EXERCISE GOAL: All of the listing below must be repeated word for word. Pictures are the only thing to omit.

MATERIAL PROVIDED:
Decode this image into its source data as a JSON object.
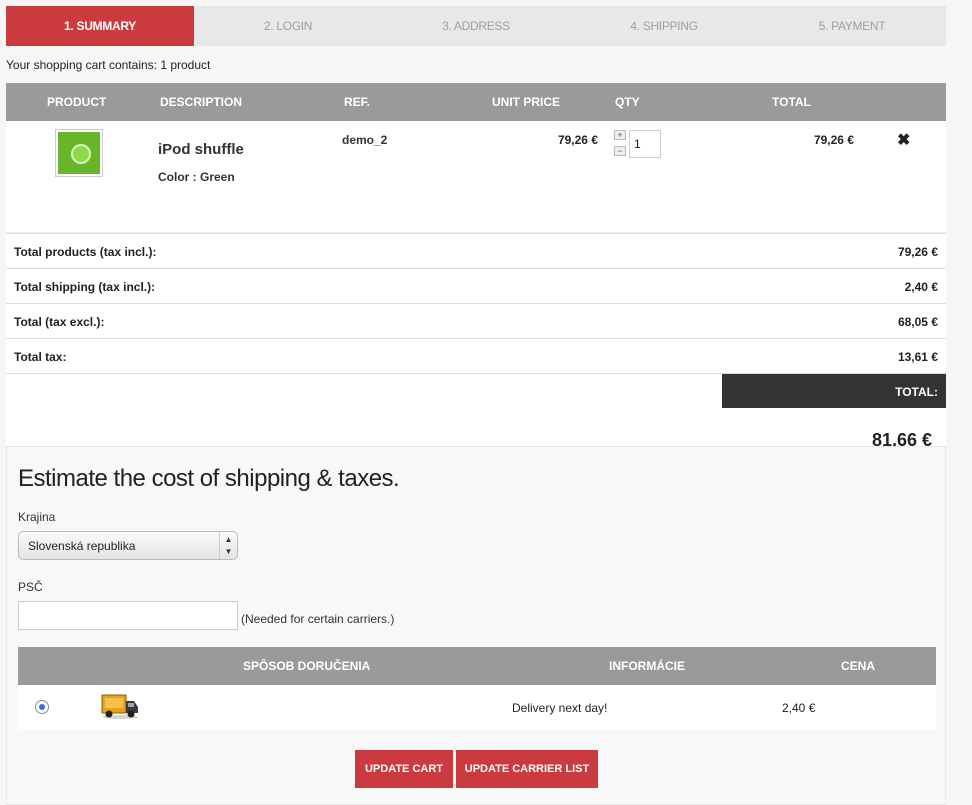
{
  "steps": [
    "1. Summary",
    "2. Login",
    "3. Address",
    "4. Shipping",
    "5. Payment"
  ],
  "cart_count": "Your shopping cart contains: 1 product",
  "cart_headers": {
    "product": "PRODUCT",
    "description": "DESCRIPTION",
    "ref": "REF.",
    "unit_price": "UNIT PRICE",
    "qty": "QTY",
    "total": "TOTAL"
  },
  "product": {
    "name": "iPod shuffle",
    "attributes": "Color : Green",
    "ref": "demo_2",
    "unit_price": "79,26 €",
    "qty": "1",
    "total": "79,26 €",
    "qty_plus": "+",
    "qty_minus": "−",
    "delete": "✖"
  },
  "summary": [
    {
      "label": "Total products (tax incl.):",
      "value": "79,26 €"
    },
    {
      "label": "Total shipping (tax incl.):",
      "value": "2,40 €"
    },
    {
      "label": "Total (tax excl.):",
      "value": "68,05 €"
    },
    {
      "label": "Total tax:",
      "value": "13,61 €"
    }
  ],
  "grand_total": {
    "label": "TOTAL:",
    "value": "81,66 €"
  },
  "estimate": {
    "title": "Estimate the cost of shipping & taxes.",
    "country_label": "Krajina",
    "country_value": "Slovenská republika",
    "zip_label": "PSČ",
    "zip_value": "",
    "zip_note": "(Needed for certain carriers.)"
  },
  "carrier_headers": {
    "method": "SPÔSOB DORUČENIA",
    "info": "INFORMÁCIE",
    "price": "CENA"
  },
  "carrier": {
    "info": "Delivery next day!",
    "price": "2,40 €",
    "icon": "truck-icon"
  },
  "buttons": {
    "update_cart": "UPDATE CART",
    "update_carrier": "UPDATE CARRIER LIST"
  },
  "colors": {
    "accent": "#cb3a3f",
    "header_gray": "#9a9a9a",
    "dark": "#333333"
  }
}
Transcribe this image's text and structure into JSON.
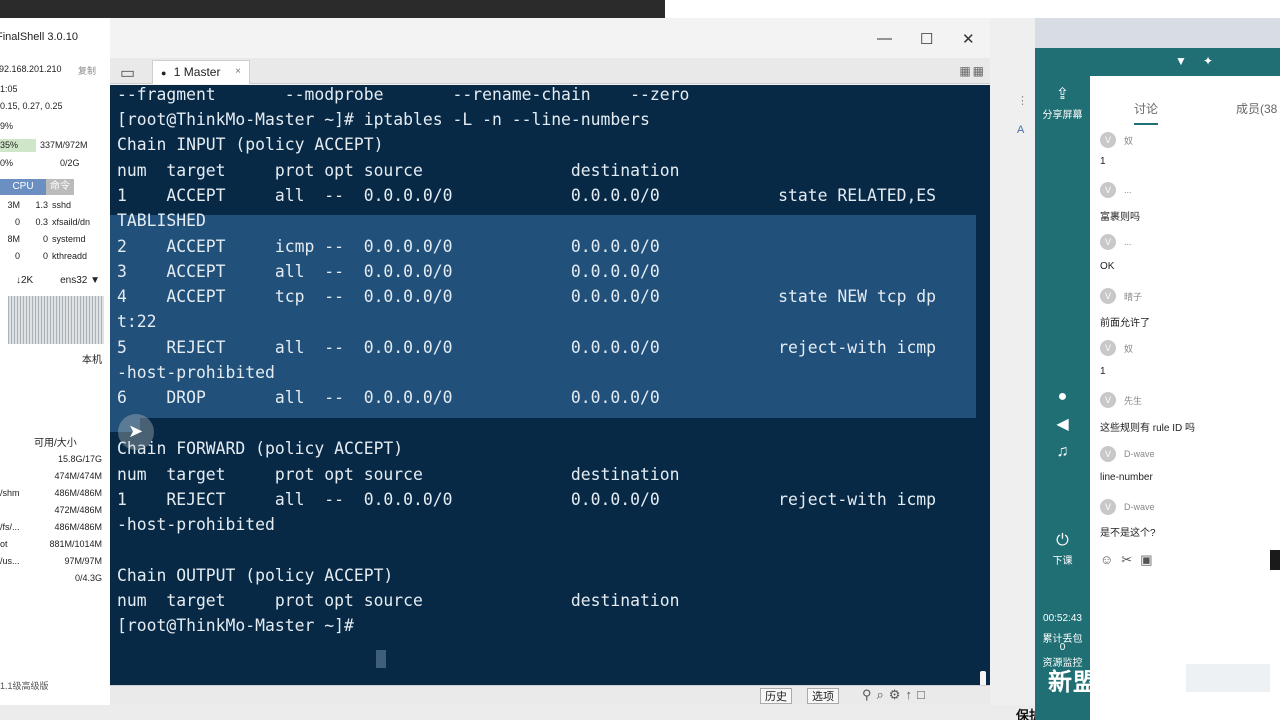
{
  "app": {
    "title": "FinalShell 3.0.10"
  },
  "monitor": {
    "ip": "192.168.201.210",
    "copy_label": "复制",
    "uptime": "1:05",
    "load": "0.15, 0.27, 0.25",
    "cpu": "9%",
    "mem_pct": "35%",
    "mem": "337M/972M",
    "swap_pct": "0%",
    "swap": "0/2G",
    "tabs": [
      "CPU",
      "命令"
    ],
    "processes": [
      {
        "mem": "3M",
        "cpu": "1.3",
        "name": "sshd"
      },
      {
        "mem": "0",
        "cpu": "0.3",
        "name": "xfsaild/dn"
      },
      {
        "mem": "8M",
        "cpu": "0",
        "name": "systemd"
      },
      {
        "mem": "0",
        "cpu": "0",
        "name": "kthreadd"
      }
    ],
    "net_rate": "↓2K",
    "net_iface": "ens32 ▼",
    "local_label": "本机",
    "disk_header": "可用/大小",
    "disks": [
      {
        "mount": "",
        "size": "15.8G/17G"
      },
      {
        "mount": "",
        "size": "474M/474M"
      },
      {
        "mount": "/shm",
        "size": "486M/486M"
      },
      {
        "mount": "",
        "size": "472M/486M"
      },
      {
        "mount": "/fs/...",
        "size": "486M/486M"
      },
      {
        "mount": "ot",
        "size": "881M/1014M"
      },
      {
        "mount": "/us...",
        "size": "97M/97M"
      },
      {
        "mount": "",
        "size": "0/4.3G"
      }
    ],
    "bottom_label": "1.1级高级版"
  },
  "window": {
    "min": "—",
    "max": "☐",
    "close": "✕"
  },
  "tab": {
    "dot": "●",
    "label": "1 Master",
    "close": "×"
  },
  "terminal": {
    "lines": [
      "--fragment       --modprobe       --rename-chain    --zero",
      "[root@ThinkMo-Master ~]# iptables -L -n --line-numbers",
      "Chain INPUT (policy ACCEPT)",
      "num  target     prot opt source               destination",
      "1    ACCEPT     all  --  0.0.0.0/0            0.0.0.0/0            state RELATED,ES",
      "TABLISHED",
      "2    ACCEPT     icmp --  0.0.0.0/0            0.0.0.0/0",
      "3    ACCEPT     all  --  0.0.0.0/0            0.0.0.0/0",
      "4    ACCEPT     tcp  --  0.0.0.0/0            0.0.0.0/0            state NEW tcp dp",
      "t:22",
      "5    REJECT     all  --  0.0.0.0/0            0.0.0.0/0            reject-with icmp",
      "-host-prohibited",
      "6    DROP       all  --  0.0.0.0/0            0.0.0.0/0",
      "",
      "Chain FORWARD (policy ACCEPT)",
      "num  target     prot opt source               destination",
      "1    REJECT     all  --  0.0.0.0/0            0.0.0.0/0            reject-with icmp",
      "-host-prohibited",
      "",
      "Chain OUTPUT (policy ACCEPT)",
      "num  target     prot opt source               destination",
      "[root@ThinkMo-Master ~]# "
    ]
  },
  "bottombar": {
    "history": "历史",
    "options": "选项"
  },
  "footer": {
    "text": "保护云服务器"
  },
  "meeting": {
    "share_label": "分享屏幕",
    "leave_label": "下课",
    "time": "00:52:43",
    "stats1": "累计丢包",
    "stats2": "0",
    "stats3": "资源监控",
    "tabs": [
      "讨论",
      "成员(38"
    ],
    "messages": [
      {
        "name": "奴",
        "text": "1"
      },
      {
        "name": "...",
        "text": "富裹则吗"
      },
      {
        "name": "...",
        "text": "OK"
      },
      {
        "name": "晴子",
        "text": "前面允许了"
      },
      {
        "name": "奴",
        "text": "1"
      },
      {
        "name": "先生",
        "text": "这些规则有 rule ID 吗"
      },
      {
        "name": "D-wave",
        "text": "line-number"
      },
      {
        "name": "D-wave",
        "text": "是不是这个?"
      }
    ],
    "watermark": "新盟"
  }
}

TASK SOLUTION:
Decode this image into its source data as a JSON object.
{
  "steps": [
    "1. Summary",
    "2. Login",
    "3. Address",
    "4. Shipping",
    "5. Payment"
  ],
  "cart_count": "Your shopping cart contains: 1 product",
  "cart_headers": {
    "product": "PRODUCT",
    "description": "DESCRIPTION",
    "ref": "REF.",
    "unit_price": "UNIT PRICE",
    "qty": "QTY",
    "total": "TOTAL"
  },
  "product": {
    "name": "iPod shuffle",
    "attributes": "Color : Green",
    "ref": "demo_2",
    "unit_price": "79,26 €",
    "qty": "1",
    "total": "79,26 €",
    "qty_plus": "+",
    "qty_minus": "−",
    "delete": "✖"
  },
  "summary": [
    {
      "label": "Total products (tax incl.):",
      "value": "79,26 €"
    },
    {
      "label": "Total shipping (tax incl.):",
      "value": "2,40 €"
    },
    {
      "label": "Total (tax excl.):",
      "value": "68,05 €"
    },
    {
      "label": "Total tax:",
      "value": "13,61 €"
    }
  ],
  "grand_total": {
    "label": "TOTAL:",
    "value": "81,66 €"
  },
  "estimate": {
    "title": "Estimate the cost of shipping & taxes.",
    "country_label": "Krajina",
    "country_value": "Slovenská republika",
    "zip_label": "PSČ",
    "zip_value": "",
    "zip_note": "(Needed for certain carriers.)"
  },
  "carrier_headers": {
    "method": "SPÔSOB DORUČENIA",
    "info": "INFORMÁCIE",
    "price": "CENA"
  },
  "carrier": {
    "info": "Delivery next day!",
    "price": "2,40 €",
    "icon": "truck-icon"
  },
  "buttons": {
    "update_cart": "UPDATE CART",
    "update_carrier": "UPDATE CARRIER LIST"
  },
  "colors": {
    "accent": "#cb3a3f",
    "header_gray": "#9a9a9a",
    "dark": "#333333"
  }
}
Transcribe this image's text and structure into JSON.
{
  "app": {
    "title": "FinalShell 3.0.10"
  },
  "monitor": {
    "ip": "192.168.201.210",
    "copy_label": "复制",
    "uptime": "1:05",
    "load": "0.15, 0.27, 0.25",
    "cpu": "9%",
    "mem_pct": "35%",
    "mem": "337M/972M",
    "swap_pct": "0%",
    "swap": "0/2G",
    "tabs": [
      "CPU",
      "命令"
    ],
    "processes": [
      {
        "mem": "3M",
        "cpu": "1.3",
        "name": "sshd"
      },
      {
        "mem": "0",
        "cpu": "0.3",
        "name": "xfsaild/dn"
      },
      {
        "mem": "8M",
        "cpu": "0",
        "name": "systemd"
      },
      {
        "mem": "0",
        "cpu": "0",
        "name": "kthreadd"
      }
    ],
    "net_rate": "↓2K",
    "net_iface": "ens32 ▼",
    "local_label": "本机",
    "disk_header": "可用/大小",
    "disks": [
      {
        "mount": "",
        "size": "15.8G/17G"
      },
      {
        "mount": "",
        "size": "474M/474M"
      },
      {
        "mount": "/shm",
        "size": "486M/486M"
      },
      {
        "mount": "",
        "size": "472M/486M"
      },
      {
        "mount": "/fs/...",
        "size": "486M/486M"
      },
      {
        "mount": "ot",
        "size": "881M/1014M"
      },
      {
        "mount": "/us...",
        "size": "97M/97M"
      },
      {
        "mount": "",
        "size": "0/4.3G"
      }
    ],
    "bottom_label": "1.1级高级版"
  },
  "window": {
    "min": "—",
    "max": "☐",
    "close": "✕"
  },
  "tab": {
    "dot": "●",
    "label": "1 Master",
    "close": "×"
  },
  "terminal": {
    "lines": [
      "--fragment       --modprobe       --rename-chain    --zero",
      "[root@ThinkMo-Master ~]# iptables -L -n --line-numbers",
      "Chain INPUT (policy ACCEPT)",
      "num  target     prot opt source               destination",
      "1    ACCEPT     all  --  0.0.0.0/0            0.0.0.0/0            state RELATED,ES",
      "TABLISHED",
      "2    ACCEPT     icmp --  0.0.0.0/0            0.0.0.0/0",
      "3    ACCEPT     all  --  0.0.0.0/0            0.0.0.0/0",
      "4    ACCEPT     tcp  --  0.0.0.0/0            0.0.0.0/0            state NEW tcp dp",
      "t:22",
      "5    REJECT     all  --  0.0.0.0/0            0.0.0.0/0            reject-with icmp",
      "-host-prohibited",
      "6    DROP       all  --  0.0.0.0/0            0.0.0.0/0",
      "",
      "Chain FORWARD (policy ACCEPT)",
      "num  target     prot opt source               destination",
      "1    REJECT     all  --  0.0.0.0/0            0.0.0.0/0            reject-with icmp",
      "-host-prohibited",
      "",
      "Chain OUTPUT (policy ACCEPT)",
      "num  target     prot opt source               destination",
      "[root@ThinkMo-Master ~]# "
    ]
  },
  "bottombar": {
    "history": "历史",
    "options": "选项"
  },
  "footer": {
    "text": "保护云服务器"
  },
  "meeting": {
    "share_label": "分享屏幕",
    "leave_label": "下课",
    "time": "00:52:43",
    "stats1": "累计丢包",
    "stats2": "0",
    "stats3": "资源监控",
    "tabs": [
      "讨论",
      "成员(38"
    ],
    "messages": [
      {
        "name": "奴",
        "text": "1"
      },
      {
        "name": "...",
        "text": "富裹则吗"
      },
      {
        "name": "...",
        "text": "OK"
      },
      {
        "name": "晴子",
        "text": "前面允许了"
      },
      {
        "name": "奴",
        "text": "1"
      },
      {
        "name": "先生",
        "text": "这些规则有 rule ID 吗"
      },
      {
        "name": "D-wave",
        "text": "line-number"
      },
      {
        "name": "D-wave",
        "text": "是不是这个?"
      }
    ],
    "watermark": "新盟"
  }
}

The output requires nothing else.